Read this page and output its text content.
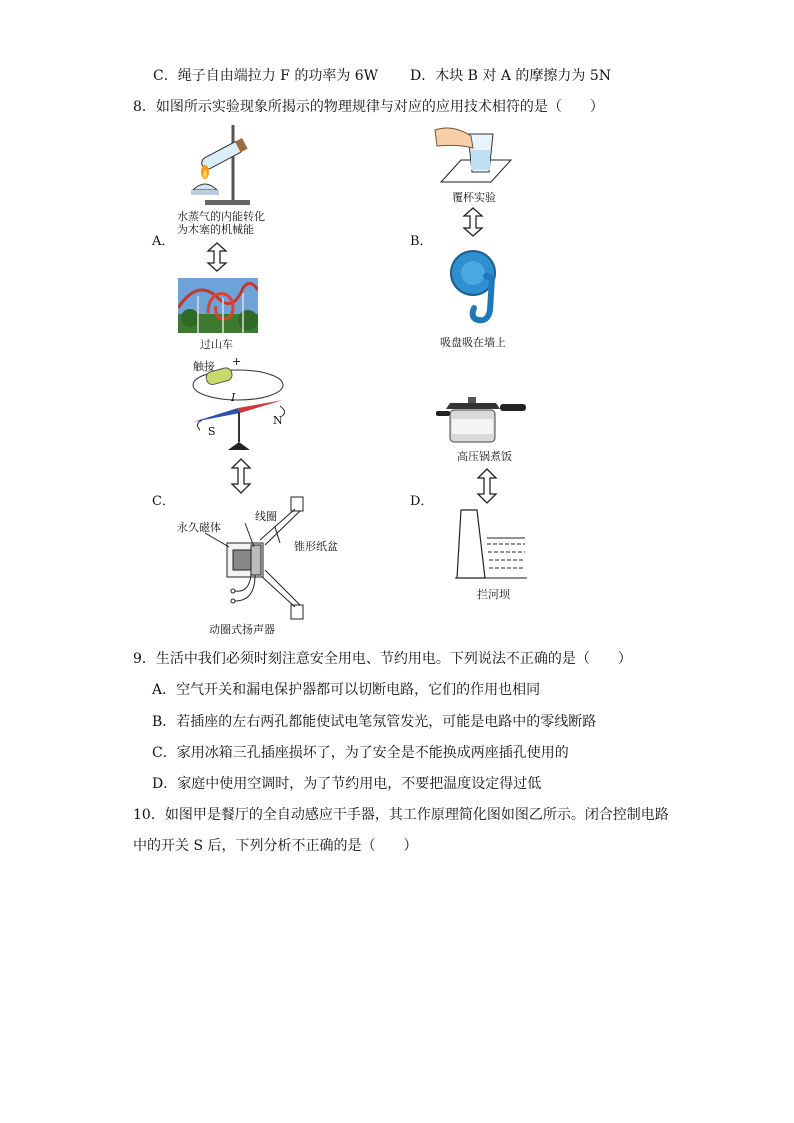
C．绳子自由端拉力 F 的功率为 6W D．木块 B 对 A 的摩擦力为 5N
8．如图所示实验现象所揭示的物理规律与对应的应用技术相符的是（　　）
A．
水蒸气的内能转化
为木塞的机械能
过山车
B．
覆杯实验
吸盘吸在墙上
触接 +
I
S
N
C．
线圈
永久磁体
锥形纸盆
动圈式扬声器
高压锅煮饭
D．
拦河坝
9．生活中我们必须时刻注意安全用电、节约用电。下列说法不正确的是（　　）
A．空气开关和漏电保护器都可以切断电路，它们的作用也相同
B．若插座的左右两孔都能使试电笔氖管发光，可能是电路中的零线断路
C．家用冰箱三孔插座损坏了，为了安全是不能换成两座插孔使用的
D．家庭中使用空调时，为了节约用电，不要把温度设定得过低
10．如图甲是餐厅的全自动感应干手器，其工作原理简化图如图乙所示。闭合控制电路
中的开关 S 后，下列分析不正确的是（　　）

+--

** Task directions **
Reproduce all of the data exactly; the pictures do not belong in the copy.

** Exercise output **
Read this page and output its text content.
C．绳子自由端拉力 F 的功率为 6W D．木块 B 对 A 的摩擦力为 5N
8．如图所示实验现象所揭示的物理规律与对应的应用技术相符的是（　　）
A．
水蒸气的内能转化
为木塞的机械能
过山车
B．
覆杯实验
吸盘吸在墙上
触接 +
I
S
N
C．
线圈
永久磁体
锥形纸盆
动圈式扬声器
高压锅煮饭
D．
拦河坝
9．生活中我们必须时刻注意安全用电、节约用电。下列说法不正确的是（　　）
A．空气开关和漏电保护器都可以切断电路，它们的作用也相同
B．若插座的左右两孔都能使试电笔氖管发光，可能是电路中的零线断路
C．家用冰箱三孔插座损坏了，为了安全是不能换成两座插孔使用的
D．家庭中使用空调时，为了节约用电，不要把温度设定得过低
10．如图甲是餐厅的全自动感应干手器，其工作原理简化图如图乙所示。闭合控制电路
中的开关 S 后，下列分析不正确的是（　　）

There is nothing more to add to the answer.